Reproduce the records verbatim, starting at the first line and ending at the line that contains "x-tick-label: Oct (1348, 848, 1389, 878)", with both of those lines included.

--- INPUT FOR THIS TASK ---
>>

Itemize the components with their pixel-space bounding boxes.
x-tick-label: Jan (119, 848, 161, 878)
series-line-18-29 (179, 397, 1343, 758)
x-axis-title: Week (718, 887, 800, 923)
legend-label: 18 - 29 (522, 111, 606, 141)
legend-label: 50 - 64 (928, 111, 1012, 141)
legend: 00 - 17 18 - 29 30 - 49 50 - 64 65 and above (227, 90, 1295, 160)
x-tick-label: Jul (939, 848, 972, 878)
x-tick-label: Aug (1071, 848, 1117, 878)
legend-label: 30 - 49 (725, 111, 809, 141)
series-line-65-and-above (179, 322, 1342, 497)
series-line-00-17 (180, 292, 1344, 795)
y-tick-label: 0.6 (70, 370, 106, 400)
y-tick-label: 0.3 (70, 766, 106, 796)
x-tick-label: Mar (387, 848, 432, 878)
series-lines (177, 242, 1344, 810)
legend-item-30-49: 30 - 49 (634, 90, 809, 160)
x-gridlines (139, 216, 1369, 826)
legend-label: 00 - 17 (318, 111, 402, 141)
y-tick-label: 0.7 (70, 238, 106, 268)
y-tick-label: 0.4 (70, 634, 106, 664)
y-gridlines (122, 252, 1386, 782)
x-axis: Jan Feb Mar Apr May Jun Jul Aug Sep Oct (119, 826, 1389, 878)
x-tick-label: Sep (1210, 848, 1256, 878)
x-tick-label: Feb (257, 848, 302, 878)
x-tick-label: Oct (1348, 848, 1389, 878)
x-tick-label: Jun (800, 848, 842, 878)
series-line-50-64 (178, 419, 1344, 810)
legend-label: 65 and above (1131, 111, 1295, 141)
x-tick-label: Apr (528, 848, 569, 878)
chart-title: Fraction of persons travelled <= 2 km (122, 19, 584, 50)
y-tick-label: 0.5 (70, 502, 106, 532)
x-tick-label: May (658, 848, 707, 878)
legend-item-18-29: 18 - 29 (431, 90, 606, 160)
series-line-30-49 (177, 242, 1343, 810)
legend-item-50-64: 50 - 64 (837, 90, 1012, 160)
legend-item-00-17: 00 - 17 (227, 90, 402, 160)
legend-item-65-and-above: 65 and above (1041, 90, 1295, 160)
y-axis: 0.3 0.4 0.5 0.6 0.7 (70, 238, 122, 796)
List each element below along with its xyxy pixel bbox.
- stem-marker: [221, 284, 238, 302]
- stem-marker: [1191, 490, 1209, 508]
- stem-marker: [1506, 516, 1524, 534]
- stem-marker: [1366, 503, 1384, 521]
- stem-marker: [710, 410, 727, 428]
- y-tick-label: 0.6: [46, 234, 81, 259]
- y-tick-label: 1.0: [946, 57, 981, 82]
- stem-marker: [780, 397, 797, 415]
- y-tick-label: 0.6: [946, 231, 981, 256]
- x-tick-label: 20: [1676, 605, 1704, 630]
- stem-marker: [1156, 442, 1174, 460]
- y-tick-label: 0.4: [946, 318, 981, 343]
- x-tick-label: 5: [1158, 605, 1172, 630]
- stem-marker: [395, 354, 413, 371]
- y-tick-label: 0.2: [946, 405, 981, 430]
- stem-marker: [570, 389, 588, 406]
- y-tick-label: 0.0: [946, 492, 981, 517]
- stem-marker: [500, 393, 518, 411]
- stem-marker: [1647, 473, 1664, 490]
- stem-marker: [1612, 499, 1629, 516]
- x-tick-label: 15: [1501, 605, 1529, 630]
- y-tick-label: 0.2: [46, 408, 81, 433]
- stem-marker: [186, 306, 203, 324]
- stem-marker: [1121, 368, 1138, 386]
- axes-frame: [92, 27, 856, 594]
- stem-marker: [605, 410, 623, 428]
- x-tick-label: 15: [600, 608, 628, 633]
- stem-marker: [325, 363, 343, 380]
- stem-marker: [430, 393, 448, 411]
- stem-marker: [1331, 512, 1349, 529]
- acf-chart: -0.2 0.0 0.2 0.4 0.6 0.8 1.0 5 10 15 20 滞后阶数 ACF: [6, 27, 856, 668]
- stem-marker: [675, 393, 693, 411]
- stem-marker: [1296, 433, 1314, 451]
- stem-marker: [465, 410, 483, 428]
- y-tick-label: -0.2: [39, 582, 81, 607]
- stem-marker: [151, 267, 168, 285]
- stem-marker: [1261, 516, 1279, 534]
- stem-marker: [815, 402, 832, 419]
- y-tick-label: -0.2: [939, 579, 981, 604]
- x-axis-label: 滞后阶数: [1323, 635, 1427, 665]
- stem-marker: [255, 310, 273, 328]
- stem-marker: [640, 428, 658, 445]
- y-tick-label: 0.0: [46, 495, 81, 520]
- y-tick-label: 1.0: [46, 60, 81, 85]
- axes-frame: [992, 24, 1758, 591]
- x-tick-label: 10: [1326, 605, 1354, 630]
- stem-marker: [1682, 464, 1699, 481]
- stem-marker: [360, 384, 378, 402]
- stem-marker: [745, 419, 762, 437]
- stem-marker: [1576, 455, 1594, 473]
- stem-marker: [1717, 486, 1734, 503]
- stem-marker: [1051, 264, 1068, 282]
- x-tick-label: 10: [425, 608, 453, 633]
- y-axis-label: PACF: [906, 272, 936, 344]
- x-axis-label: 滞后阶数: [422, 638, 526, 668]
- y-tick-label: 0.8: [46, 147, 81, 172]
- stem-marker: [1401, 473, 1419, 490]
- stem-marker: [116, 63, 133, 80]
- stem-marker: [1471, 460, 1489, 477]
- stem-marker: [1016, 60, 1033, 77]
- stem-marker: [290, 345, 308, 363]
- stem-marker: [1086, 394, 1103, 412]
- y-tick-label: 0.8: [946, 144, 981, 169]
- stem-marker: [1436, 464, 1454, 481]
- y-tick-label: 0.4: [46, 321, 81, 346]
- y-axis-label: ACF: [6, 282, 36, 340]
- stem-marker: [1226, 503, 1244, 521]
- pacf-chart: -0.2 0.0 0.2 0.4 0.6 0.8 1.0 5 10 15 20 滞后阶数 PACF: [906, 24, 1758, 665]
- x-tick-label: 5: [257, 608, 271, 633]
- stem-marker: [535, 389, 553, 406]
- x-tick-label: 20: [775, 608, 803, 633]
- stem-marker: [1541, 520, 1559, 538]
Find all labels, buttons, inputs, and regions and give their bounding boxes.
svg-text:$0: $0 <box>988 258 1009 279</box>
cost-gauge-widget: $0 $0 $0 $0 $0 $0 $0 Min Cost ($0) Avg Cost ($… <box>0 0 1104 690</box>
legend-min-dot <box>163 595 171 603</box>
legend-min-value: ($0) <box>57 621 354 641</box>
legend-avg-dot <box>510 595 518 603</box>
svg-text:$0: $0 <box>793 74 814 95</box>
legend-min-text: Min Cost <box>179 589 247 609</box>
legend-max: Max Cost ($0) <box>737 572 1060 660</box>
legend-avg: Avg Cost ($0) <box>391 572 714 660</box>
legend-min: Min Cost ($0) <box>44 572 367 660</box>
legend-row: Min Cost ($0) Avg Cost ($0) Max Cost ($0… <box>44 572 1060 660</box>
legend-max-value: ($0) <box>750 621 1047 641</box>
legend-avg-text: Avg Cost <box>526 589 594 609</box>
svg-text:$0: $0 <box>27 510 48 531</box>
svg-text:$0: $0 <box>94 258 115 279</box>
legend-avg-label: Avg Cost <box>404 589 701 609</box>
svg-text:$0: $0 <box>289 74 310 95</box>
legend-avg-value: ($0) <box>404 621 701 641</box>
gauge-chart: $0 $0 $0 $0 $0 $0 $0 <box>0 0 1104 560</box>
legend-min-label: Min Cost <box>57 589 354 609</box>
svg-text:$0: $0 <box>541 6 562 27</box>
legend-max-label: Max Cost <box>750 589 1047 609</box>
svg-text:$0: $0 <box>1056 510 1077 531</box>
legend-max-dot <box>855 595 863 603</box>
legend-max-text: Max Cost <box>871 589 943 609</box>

<<

--- SOLUTION TO THE PROBLEM ---
Itemize the components with their pixel-space bounding boxes.
x-tick-label: Jan (119, 848, 161, 878)
series-line-18-29 (179, 397, 1343, 758)
x-axis-title: Week (718, 887, 800, 923)
legend-label: 18 - 29 (522, 111, 606, 141)
legend-label: 50 - 64 (928, 111, 1012, 141)
legend: 00 - 17 18 - 29 30 - 49 50 - 64 65 and above (227, 90, 1295, 160)
x-tick-label: Jul (939, 848, 972, 878)
x-tick-label: Aug (1071, 848, 1117, 878)
legend-label: 30 - 49 (725, 111, 809, 141)
series-line-65-and-above (179, 322, 1342, 497)
series-line-00-17 (180, 292, 1344, 795)
y-tick-label: 0.6 (70, 370, 106, 400)
y-tick-label: 0.3 (70, 766, 106, 796)
x-tick-label: Mar (387, 848, 432, 878)
series-lines (177, 242, 1344, 810)
legend-item-30-49: 30 - 49 (634, 90, 809, 160)
x-gridlines (139, 216, 1369, 826)
legend-label: 00 - 17 (318, 111, 402, 141)
y-tick-label: 0.7 (70, 238, 106, 268)
y-tick-label: 0.4 (70, 634, 106, 664)
y-gridlines (122, 252, 1386, 782)
x-axis: Jan Feb Mar Apr May Jun Jul Aug Sep Oct (119, 826, 1389, 878)
x-tick-label: Sep (1210, 848, 1256, 878)
x-tick-label: Feb (257, 848, 302, 878)
x-tick-label: Oct (1348, 848, 1389, 878)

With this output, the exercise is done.